### WHAT IS ASKED
Below are entries; copy exactly, and only, the lines from the one containing "Give me a plain-text" through their final line, leaving out pictures.

### RECORDS SHOWN
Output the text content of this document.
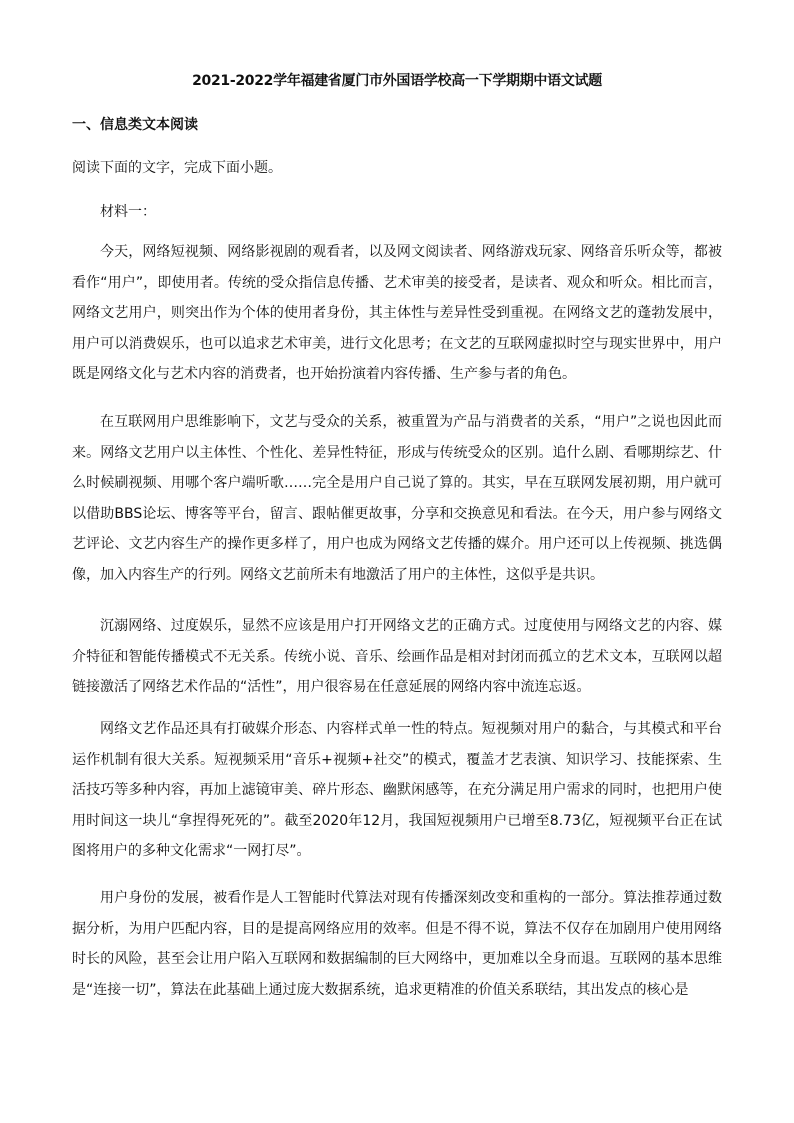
2021-2022学年福建省厦门市外国语学校高一下学期期中语文试题
一、信息类文本阅读
阅读下面的文字，完成下面小题。
材料一：

今天，网络短视频、网络影视剧的观看者，以及网文阅读者、网络游戏玩家、网络音乐听众等，都被看作“用户”，即使用者。传统的受众指信息传播、艺术审美的接受者，是读者、观众和听众。相比而言，网络文艺用户，则突出作为个体的使用者身份，其主体性与差异性受到重视。在网络文艺的蓬勃发展中，用户可以消费娱乐，也可以追求艺术审美，进行文化思考；在文艺的互联网虚拟时空与现实世界中，用户既是网络文化与艺术内容的消费者，也开始扮演着内容传播、生产参与者的角色。

在互联网用户思维影响下，文艺与受众的关系，被重置为产品与消费者的关系，“用户”之说也因此而来。网络文艺用户以主体性、个性化、差异性特征，形成与传统受众的区别。追什么剧、看哪期综艺、什么时候刷视频、用哪个客户端听歌……完全是用户自己说了算的。其实，早在互联网发展初期，用户就可以借助BBS论坛、博客等平台，留言、跟帖催更故事，分享和交换意见和看法。在今天，用户参与网络文艺评论、文艺内容生产的操作更多样了，用户也成为网络文艺传播的媒介。用户还可以上传视频、挑选偶像，加入内容生产的行列。网络文艺前所未有地激活了用户的主体性，这似乎是共识。

沉溺网络、过度娱乐，显然不应该是用户打开网络文艺的正确方式。过度使用与网络文艺的内容、媒介特征和智能传播模式不无关系。传统小说、音乐、绘画作品是相对封闭而孤立的艺术文本，互联网以超链接激活了网络艺术作品的“活性”，用户很容易在任意延展的网络内容中流连忘返。

网络文艺作品还具有打破媒介形态、内容样式单一性的特点。短视频对用户的黏合，与其模式和平台运作机制有很大关系。短视频采用“音乐+视频+社交”的模式，覆盖才艺表演、知识学习、技能探索、生活技巧等多种内容，再加上滤镜审美、碎片形态、幽默闲感等，在充分满足用户需求的同时，也把用户使用时间这一块儿“拿捏得死死的”。截至2020年12月，我国短视频用户已增至8.73亿，短视频平台正在试图将用户的多种文化需求“一网打尽”。

用户身份的发展，被看作是人工智能时代算法对现有传播深刻改变和重构的一部分。算法推荐通过数据分析，为用户匹配内容，目的是提高网络应用的效率。但是不得不说，算法不仅存在加剧用户使用网络时长的风险，甚至会让用户陷入互联网和数据编制的巨大网络中，更加难以全身而退。互联网的基本思维是“连接一切”，算法在此基础上通过庞大数据系统，追求更精准的价值关系联结，其出发点的核心是
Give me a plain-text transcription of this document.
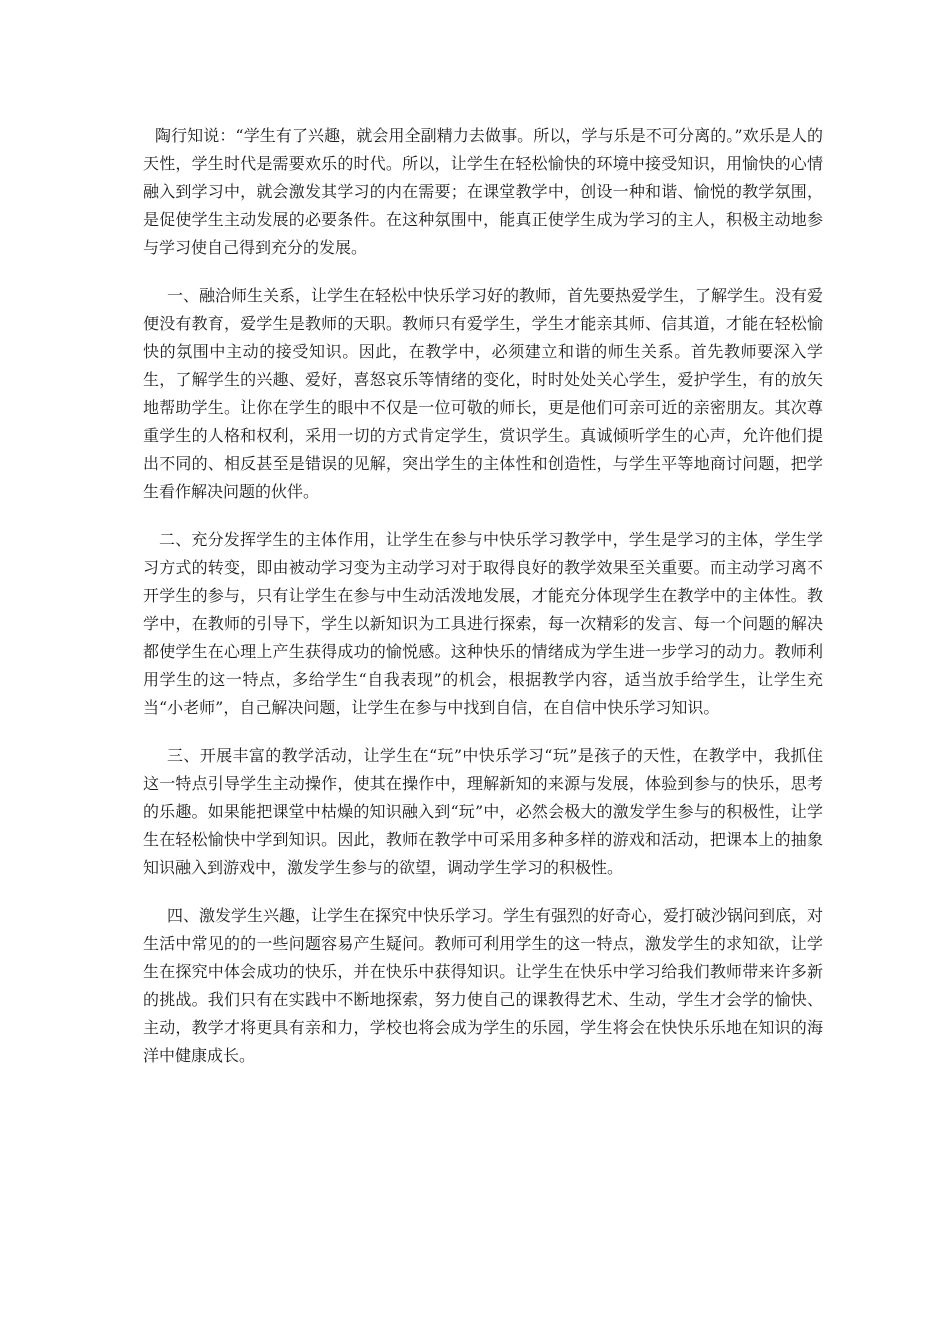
陶行知说：“学生有了兴趣，就会用全副精力去做事。所以，学与乐是不可分离的。”欢乐是人的天性，学生时代是需要欢乐的时代。所以，让学生在轻松愉快的环境中接受知识，用愉快的心情融入到学习中，就会激发其学习的内在需要；在课堂教学中，创设一种和谐、愉悦的教学氛围，是促使学生主动发展的必要条件。在这种氛围中，能真正使学生成为学习的主人，积极主动地参与学习使自己得到充分的发展。

一、融洽师生关系，让学生在轻松中快乐学习好的教师，首先要热爱学生，了解学生。没有爱便没有教育，爱学生是教师的天职。教师只有爱学生，学生才能亲其师、信其道，才能在轻松愉快的氛围中主动的接受知识。因此，在教学中，必须建立和谐的师生关系。首先教师要深入学生，了解学生的兴趣、爱好，喜怒哀乐等情绪的变化，时时处处关心学生，爱护学生，有的放矢地帮助学生。让你在学生的眼中不仅是一位可敬的师长，更是他们可亲可近的亲密朋友。其次尊重学生的人格和权利，采用一切的方式肯定学生，赏识学生。真诚倾听学生的心声，允许他们提出不同的、相反甚至是错误的见解，突出学生的主体性和创造性，与学生平等地商讨问题，把学生看作解决问题的伙伴。

二、充分发挥学生的主体作用，让学生在参与中快乐学习教学中，学生是学习的主体，学生学习方式的转变，即由被动学习变为主动学习对于取得良好的教学效果至关重要。而主动学习离不开学生的参与，只有让学生在参与中生动活泼地发展，才能充分体现学生在教学中的主体性。教学中，在教师的引导下，学生以新知识为工具进行探索，每一次精彩的发言、每一个问题的解决都使学生在心理上产生获得成功的愉悦感。这种快乐的情绪成为学生进一步学习的动力。教师利用学生的这一特点，多给学生“自我表现”的机会，根据教学内容，适当放手给学生，让学生充当“小老师”，自己解决问题，让学生在参与中找到自信，在自信中快乐学习知识。

三、开展丰富的教学活动，让学生在“玩”中快乐学习“玩”是孩子的天性，在教学中，我抓住这一特点引导学生主动操作，使其在操作中，理解新知的来源与发展，体验到参与的快乐，思考的乐趣。如果能把课堂中枯燥的知识融入到“玩”中，必然会极大的激发学生参与的积极性，让学生在轻松愉快中学到知识。因此，教师在教学中可采用多种多样的游戏和活动，把课本上的抽象知识融入到游戏中，激发学生参与的欲望，调动学生学习的积极性。

四、激发学生兴趣，让学生在探究中快乐学习。学生有强烈的好奇心，爱打破沙锅问到底，对生活中常见的的一些问题容易产生疑问。教师可利用学生的这一特点，激发学生的求知欲，让学生在探究中体会成功的快乐，并在快乐中获得知识。让学生在快乐中学习给我们教师带来许多新的挑战。我们只有在实践中不断地探索，努力使自己的课教得艺术、生动，学生才会学的愉快、主动，教学才将更具有亲和力，学校也将会成为学生的乐园，学生将会在快快乐乐地在知识的海洋中健康成长。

### TASK OUTPUT
Give me a plain-text transcription of this document.
陶行知说：“学生有了兴趣，就会用全副精力去做事。所以，学与乐是不可分离的。”欢乐是人的天性，学生时代是需要欢乐的时代。所以，让学生在轻松愉快的环境中接受知识，用愉快的心情融入到学习中，就会激发其学习的内在需要；在课堂教学中，创设一种和谐、愉悦的教学氛围，是促使学生主动发展的必要条件。在这种氛围中，能真正使学生成为学习的主人，积极主动地参与学习使自己得到充分的发展。

一、融洽师生关系，让学生在轻松中快乐学习好的教师，首先要热爱学生，了解学生。没有爱便没有教育，爱学生是教师的天职。教师只有爱学生，学生才能亲其师、信其道，才能在轻松愉快的氛围中主动的接受知识。因此，在教学中，必须建立和谐的师生关系。首先教师要深入学生，了解学生的兴趣、爱好，喜怒哀乐等情绪的变化，时时处处关心学生，爱护学生，有的放矢地帮助学生。让你在学生的眼中不仅是一位可敬的师长，更是他们可亲可近的亲密朋友。其次尊重学生的人格和权利，采用一切的方式肯定学生，赏识学生。真诚倾听学生的心声，允许他们提出不同的、相反甚至是错误的见解，突出学生的主体性和创造性，与学生平等地商讨问题，把学生看作解决问题的伙伴。

二、充分发挥学生的主体作用，让学生在参与中快乐学习教学中，学生是学习的主体，学生学习方式的转变，即由被动学习变为主动学习对于取得良好的教学效果至关重要。而主动学习离不开学生的参与，只有让学生在参与中生动活泼地发展，才能充分体现学生在教学中的主体性。教学中，在教师的引导下，学生以新知识为工具进行探索，每一次精彩的发言、每一个问题的解决都使学生在心理上产生获得成功的愉悦感。这种快乐的情绪成为学生进一步学习的动力。教师利用学生的这一特点，多给学生“自我表现”的机会，根据教学内容，适当放手给学生，让学生充当“小老师”，自己解决问题，让学生在参与中找到自信，在自信中快乐学习知识。

三、开展丰富的教学活动，让学生在“玩”中快乐学习“玩”是孩子的天性，在教学中，我抓住这一特点引导学生主动操作，使其在操作中，理解新知的来源与发展，体验到参与的快乐，思考的乐趣。如果能把课堂中枯燥的知识融入到“玩”中，必然会极大的激发学生参与的积极性，让学生在轻松愉快中学到知识。因此，教师在教学中可采用多种多样的游戏和活动，把课本上的抽象知识融入到游戏中，激发学生参与的欲望，调动学生学习的积极性。

四、激发学生兴趣，让学生在探究中快乐学习。学生有强烈的好奇心，爱打破沙锅问到底，对生活中常见的的一些问题容易产生疑问。教师可利用学生的这一特点，激发学生的求知欲，让学生在探究中体会成功的快乐，并在快乐中获得知识。让学生在快乐中学习给我们教师带来许多新的挑战。我们只有在实践中不断地探索，努力使自己的课教得艺术、生动，学生才会学的愉快、主动，教学才将更具有亲和力，学校也将会成为学生的乐园，学生将会在快快乐乐地在知识的海洋中健康成长。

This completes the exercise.